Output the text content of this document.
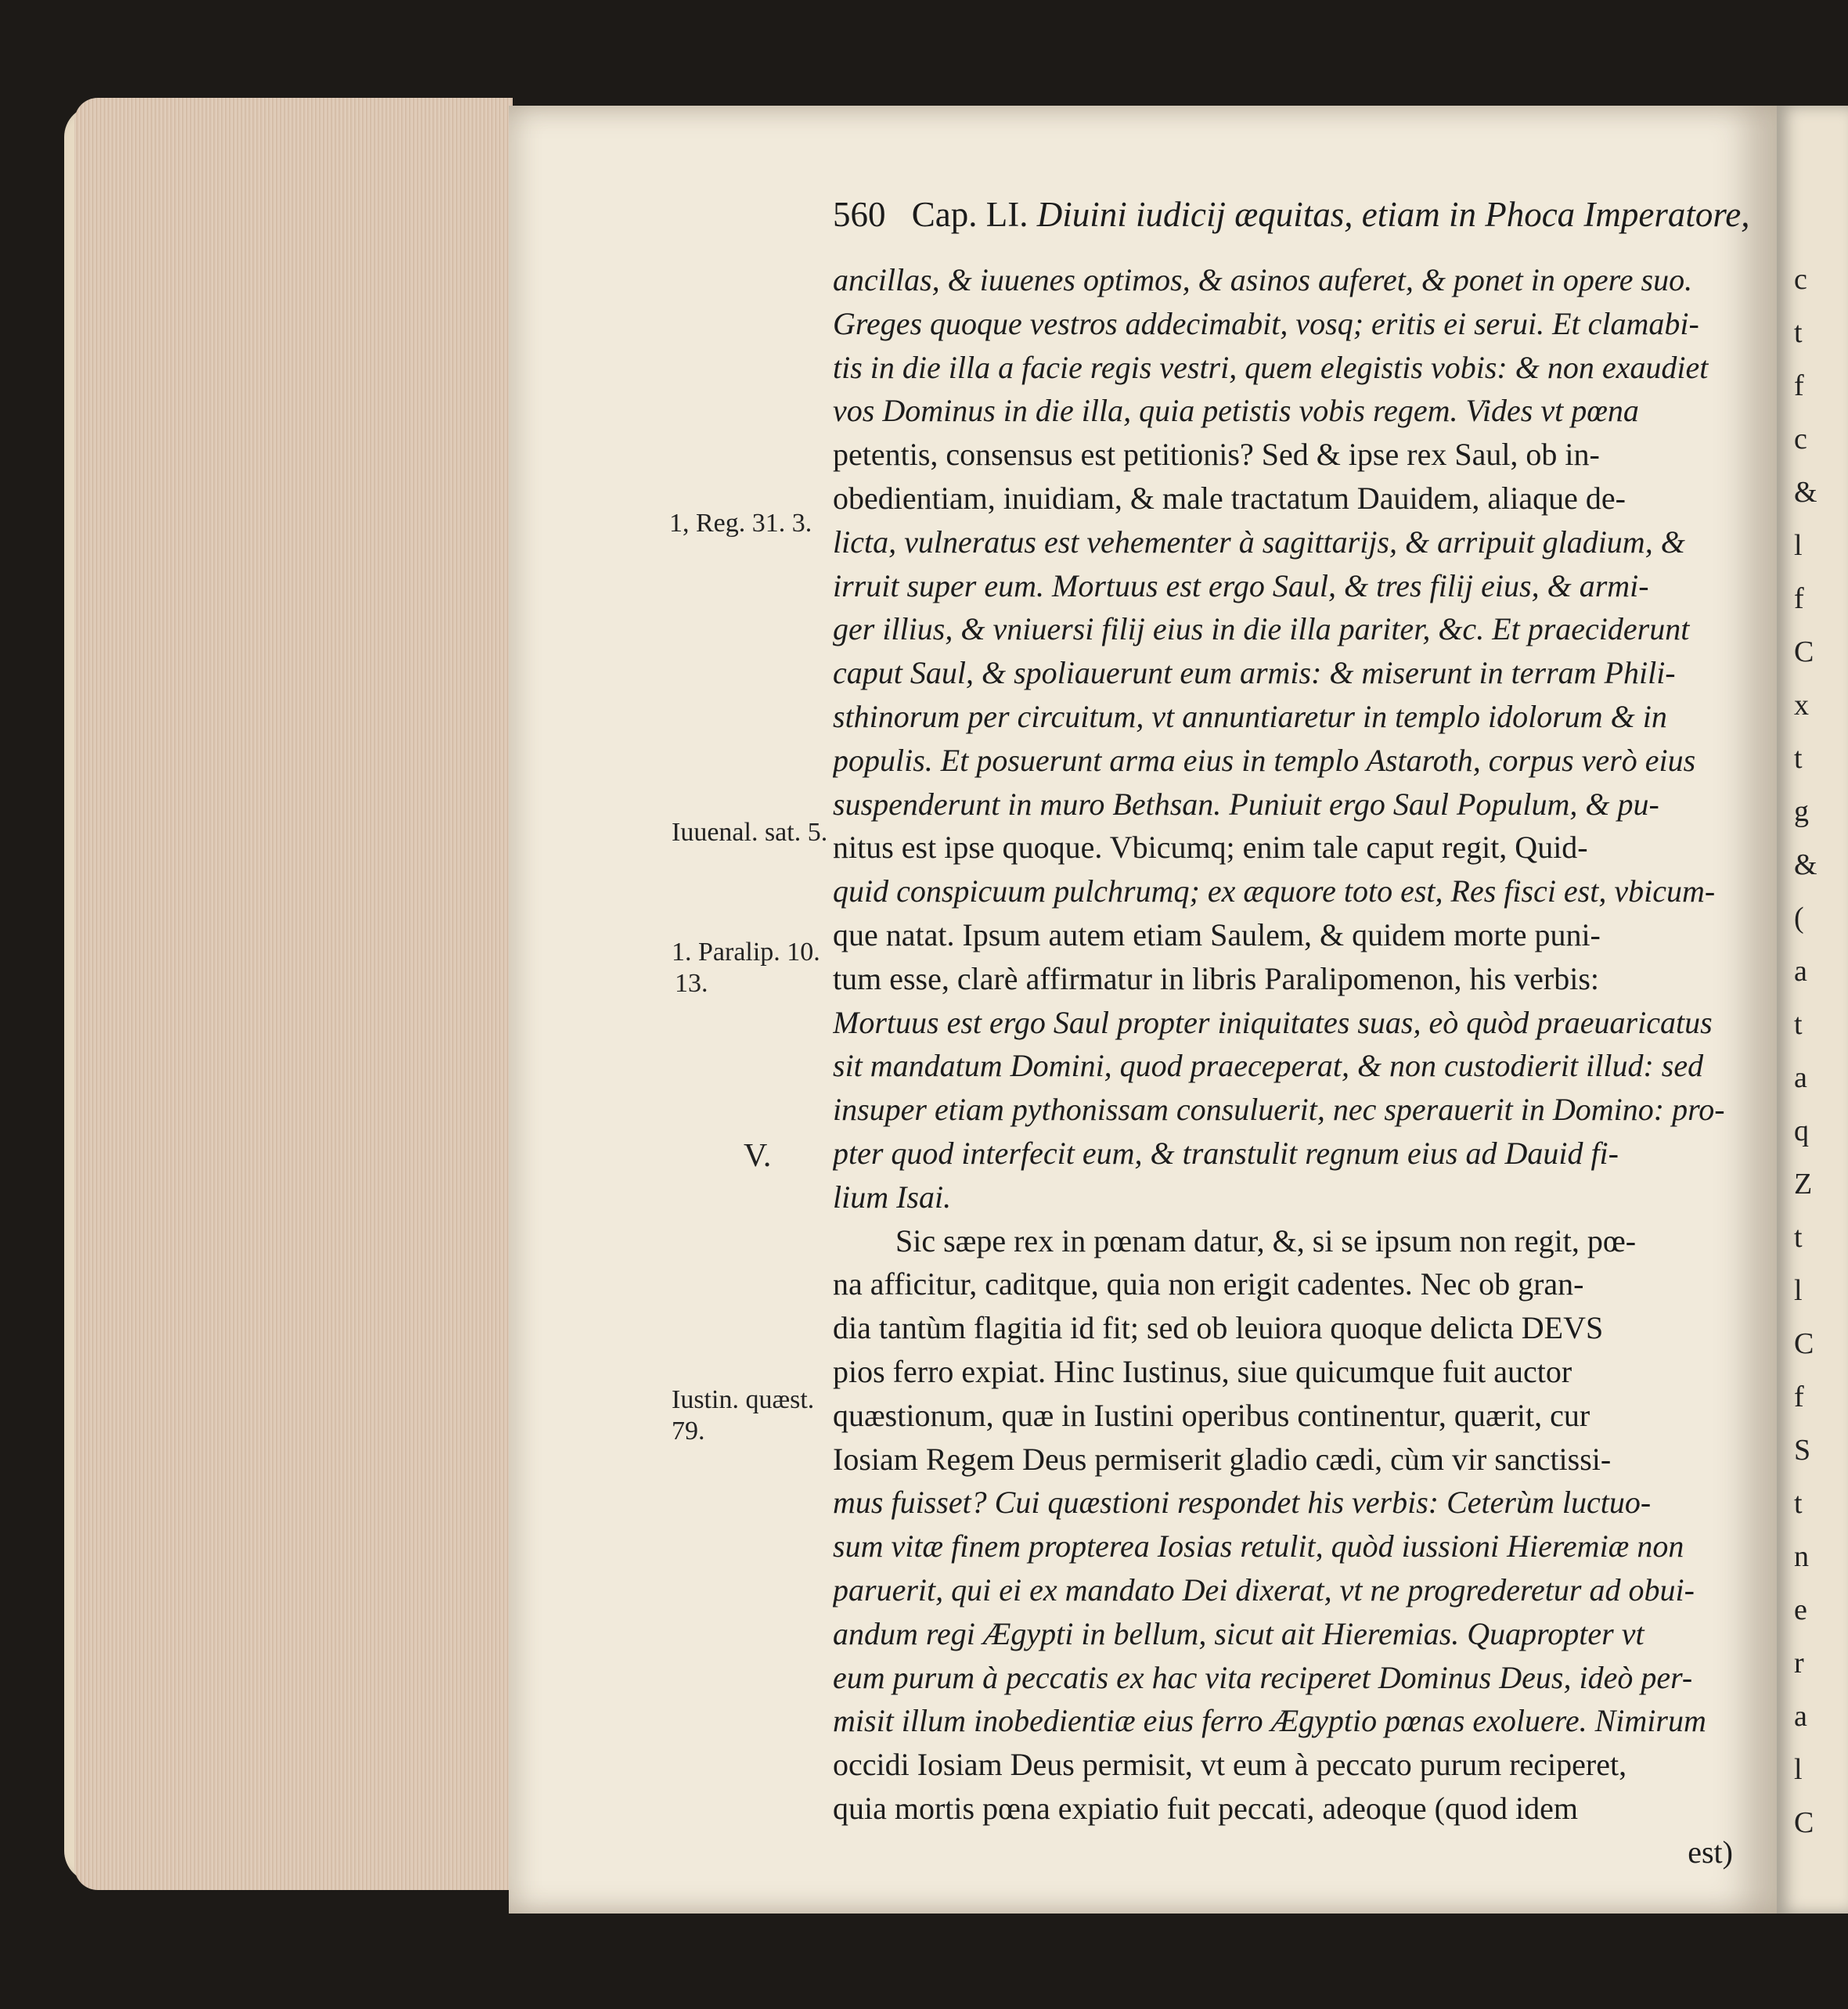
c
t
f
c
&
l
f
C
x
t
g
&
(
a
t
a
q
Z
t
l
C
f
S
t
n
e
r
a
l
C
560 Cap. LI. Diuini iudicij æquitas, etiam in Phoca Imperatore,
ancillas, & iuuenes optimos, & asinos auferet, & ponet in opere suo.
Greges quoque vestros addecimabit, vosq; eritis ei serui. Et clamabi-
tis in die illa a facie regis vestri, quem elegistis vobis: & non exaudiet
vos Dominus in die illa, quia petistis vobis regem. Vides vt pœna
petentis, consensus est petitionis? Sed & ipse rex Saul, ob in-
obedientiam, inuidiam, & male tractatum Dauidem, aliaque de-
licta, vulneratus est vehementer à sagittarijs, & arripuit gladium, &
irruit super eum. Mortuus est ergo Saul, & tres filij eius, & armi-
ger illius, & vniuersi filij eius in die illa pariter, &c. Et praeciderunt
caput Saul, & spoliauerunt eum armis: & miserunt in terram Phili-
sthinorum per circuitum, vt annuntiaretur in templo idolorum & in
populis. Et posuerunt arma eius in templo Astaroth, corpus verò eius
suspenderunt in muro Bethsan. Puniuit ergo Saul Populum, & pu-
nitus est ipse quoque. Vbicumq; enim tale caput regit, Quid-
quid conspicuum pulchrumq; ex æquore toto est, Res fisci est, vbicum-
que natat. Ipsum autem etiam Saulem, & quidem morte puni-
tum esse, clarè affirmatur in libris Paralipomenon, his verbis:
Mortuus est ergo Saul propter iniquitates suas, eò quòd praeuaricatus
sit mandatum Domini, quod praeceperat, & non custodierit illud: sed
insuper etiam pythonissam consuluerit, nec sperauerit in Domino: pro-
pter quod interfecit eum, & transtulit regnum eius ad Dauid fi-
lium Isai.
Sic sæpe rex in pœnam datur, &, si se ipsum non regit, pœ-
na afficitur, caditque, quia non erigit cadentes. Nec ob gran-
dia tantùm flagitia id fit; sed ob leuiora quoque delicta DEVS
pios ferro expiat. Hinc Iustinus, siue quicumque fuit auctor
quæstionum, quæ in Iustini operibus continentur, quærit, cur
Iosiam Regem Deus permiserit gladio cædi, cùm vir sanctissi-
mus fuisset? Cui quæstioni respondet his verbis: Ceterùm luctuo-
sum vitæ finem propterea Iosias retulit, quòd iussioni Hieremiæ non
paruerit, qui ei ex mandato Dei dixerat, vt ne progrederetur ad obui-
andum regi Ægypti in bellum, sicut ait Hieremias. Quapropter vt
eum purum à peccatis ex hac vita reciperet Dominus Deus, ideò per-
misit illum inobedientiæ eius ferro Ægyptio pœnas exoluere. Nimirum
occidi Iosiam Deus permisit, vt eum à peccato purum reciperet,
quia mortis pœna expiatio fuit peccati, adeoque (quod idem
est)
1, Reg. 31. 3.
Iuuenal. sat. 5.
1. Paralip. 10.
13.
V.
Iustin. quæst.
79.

══════

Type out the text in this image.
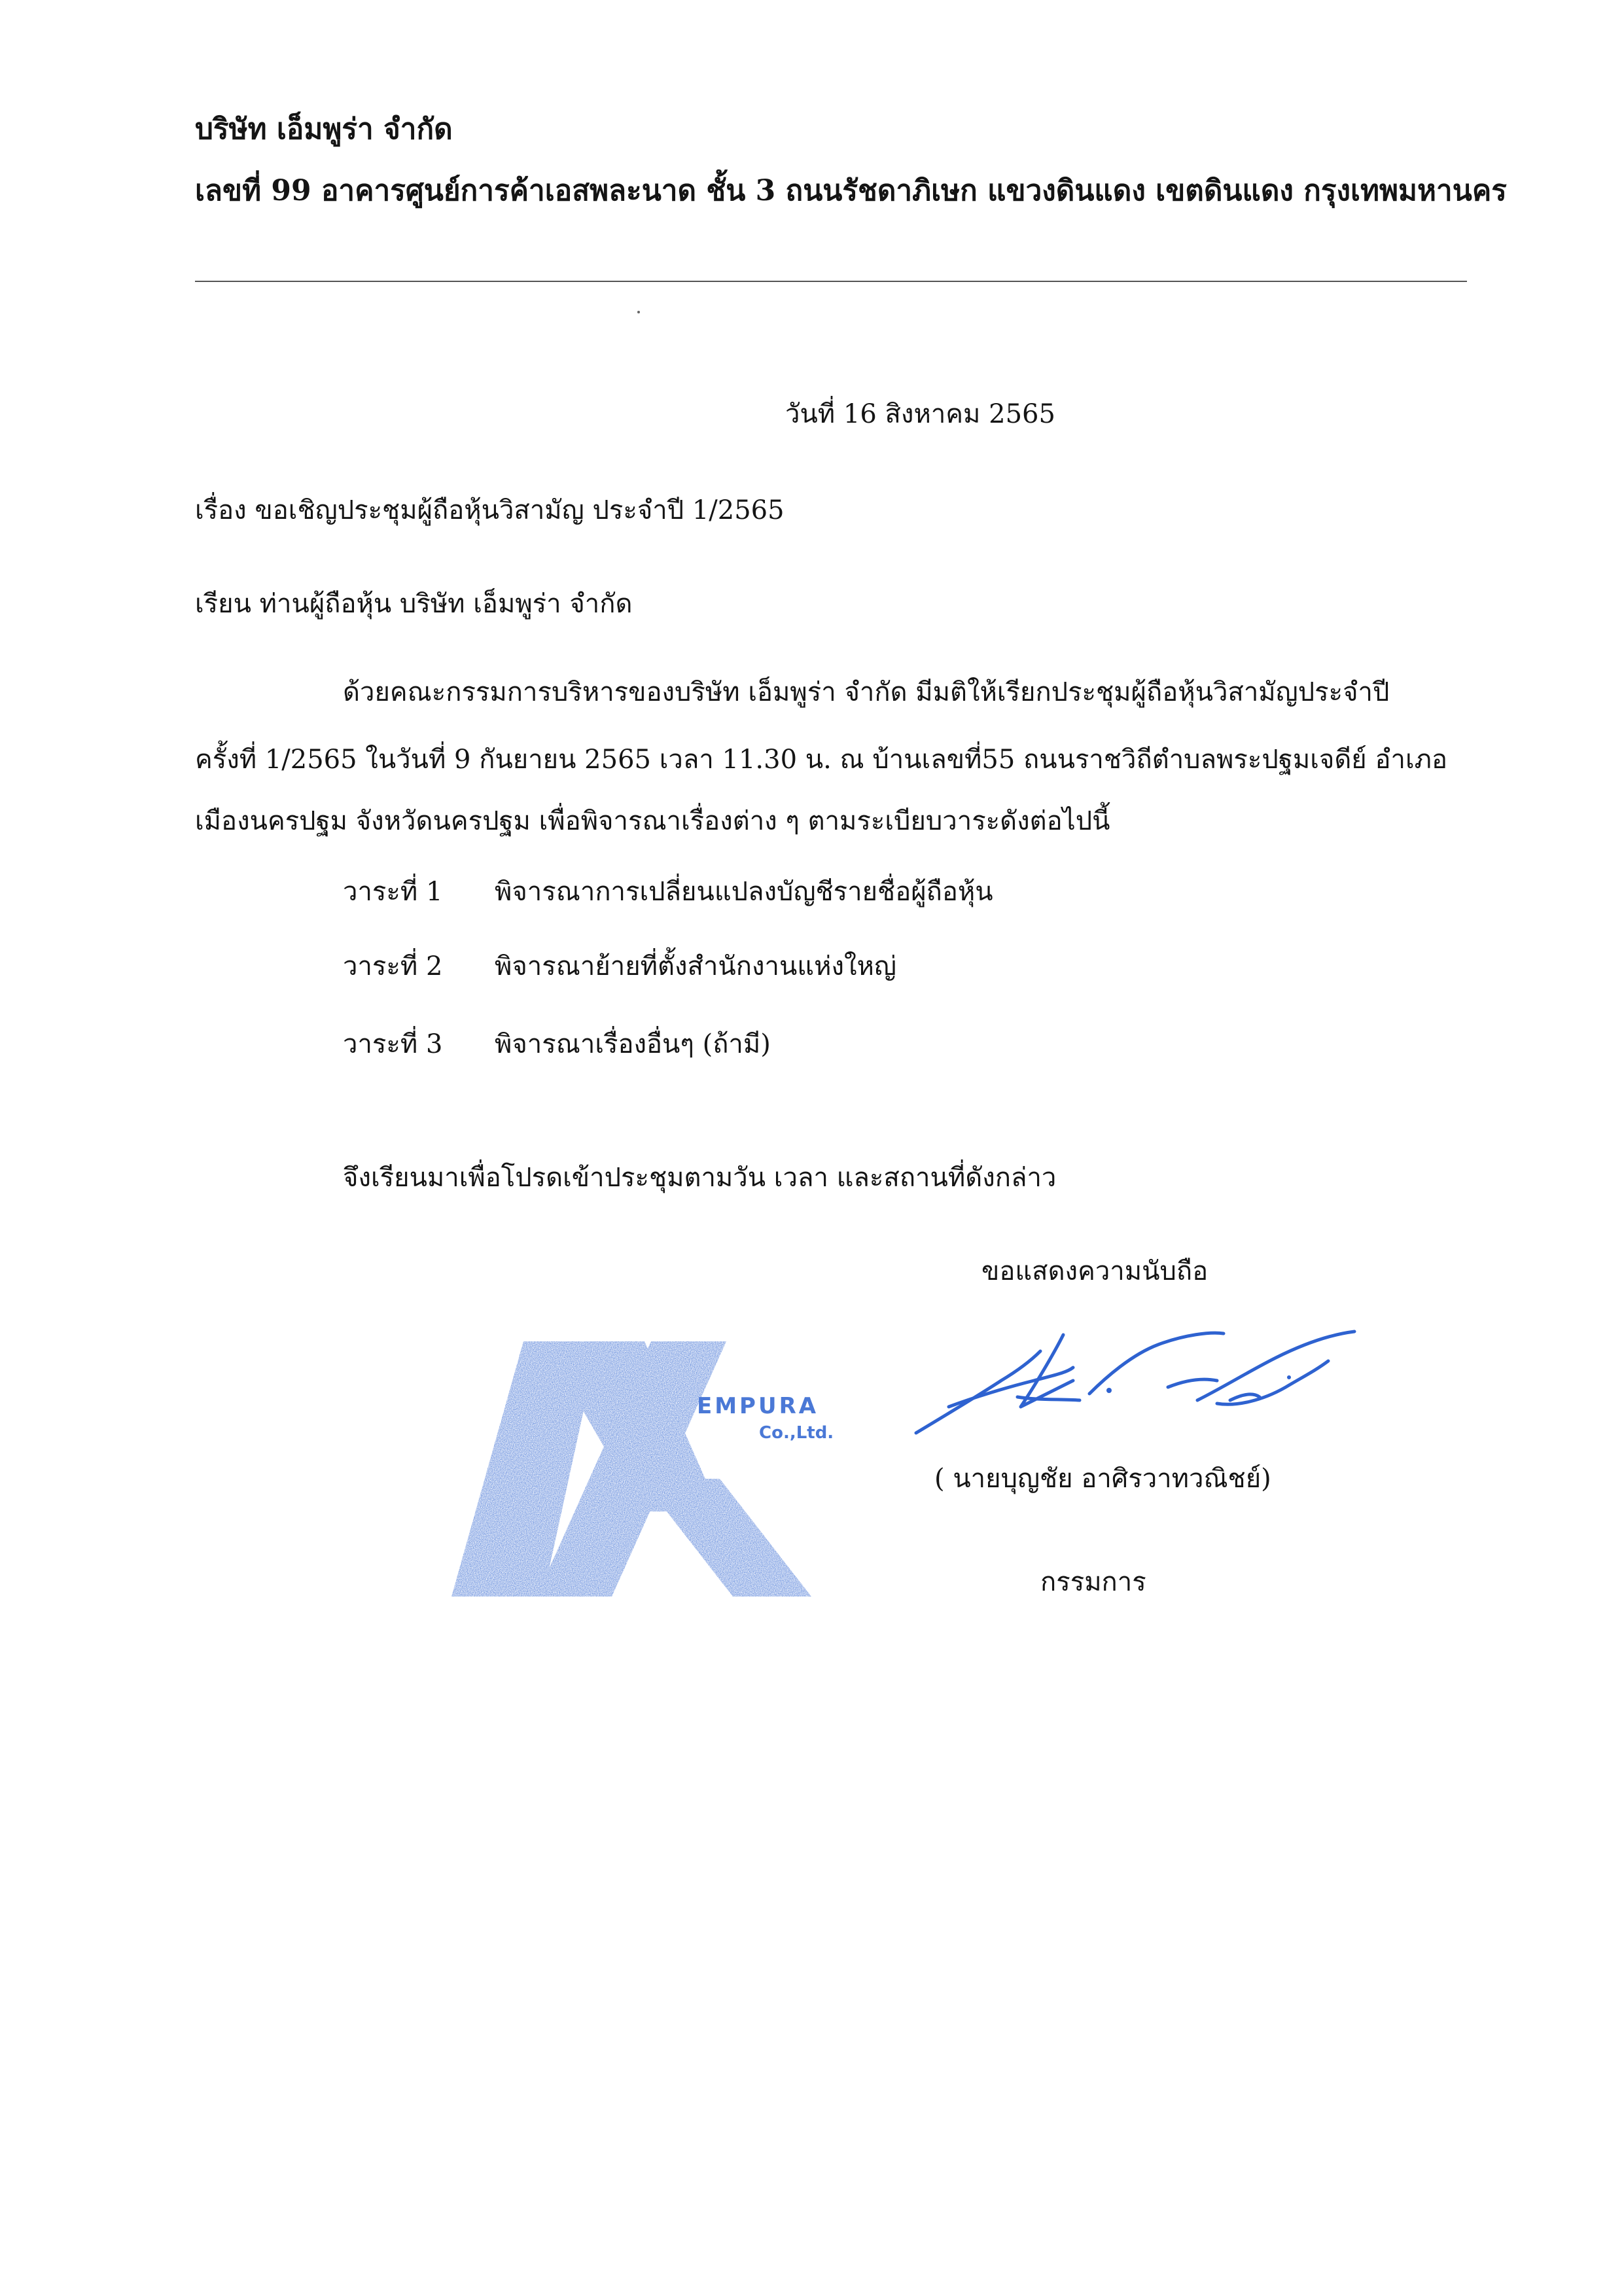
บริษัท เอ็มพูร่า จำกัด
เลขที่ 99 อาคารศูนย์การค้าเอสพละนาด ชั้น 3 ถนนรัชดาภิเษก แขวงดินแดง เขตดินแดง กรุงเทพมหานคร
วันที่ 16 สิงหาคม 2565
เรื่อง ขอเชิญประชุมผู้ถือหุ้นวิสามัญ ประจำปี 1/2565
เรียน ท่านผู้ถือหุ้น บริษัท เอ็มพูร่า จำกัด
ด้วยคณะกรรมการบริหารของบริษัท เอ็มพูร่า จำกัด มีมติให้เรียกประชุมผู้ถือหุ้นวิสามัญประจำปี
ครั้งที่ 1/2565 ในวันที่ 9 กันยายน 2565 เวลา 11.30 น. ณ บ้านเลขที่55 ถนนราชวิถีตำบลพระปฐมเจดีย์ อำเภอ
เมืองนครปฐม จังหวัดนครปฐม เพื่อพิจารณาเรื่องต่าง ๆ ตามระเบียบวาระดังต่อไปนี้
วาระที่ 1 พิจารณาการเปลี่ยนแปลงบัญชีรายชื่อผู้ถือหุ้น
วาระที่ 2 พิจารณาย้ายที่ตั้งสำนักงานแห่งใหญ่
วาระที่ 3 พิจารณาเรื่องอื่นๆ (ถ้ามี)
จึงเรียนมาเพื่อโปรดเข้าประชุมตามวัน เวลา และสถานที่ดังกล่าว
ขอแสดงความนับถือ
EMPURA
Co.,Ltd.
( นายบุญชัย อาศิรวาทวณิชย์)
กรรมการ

══════

Reproduce every line of the listing above in which the string "quoque" appears.

Greges quoque vestros addecimabit, vosq; eritis ei serui. Et clamabi-
nitus est ipse quoque. Vbicumq; enim tale caput regit, Quid-
dia tantùm flagitia id fit; sed ob leuiora quoque delicta DEVS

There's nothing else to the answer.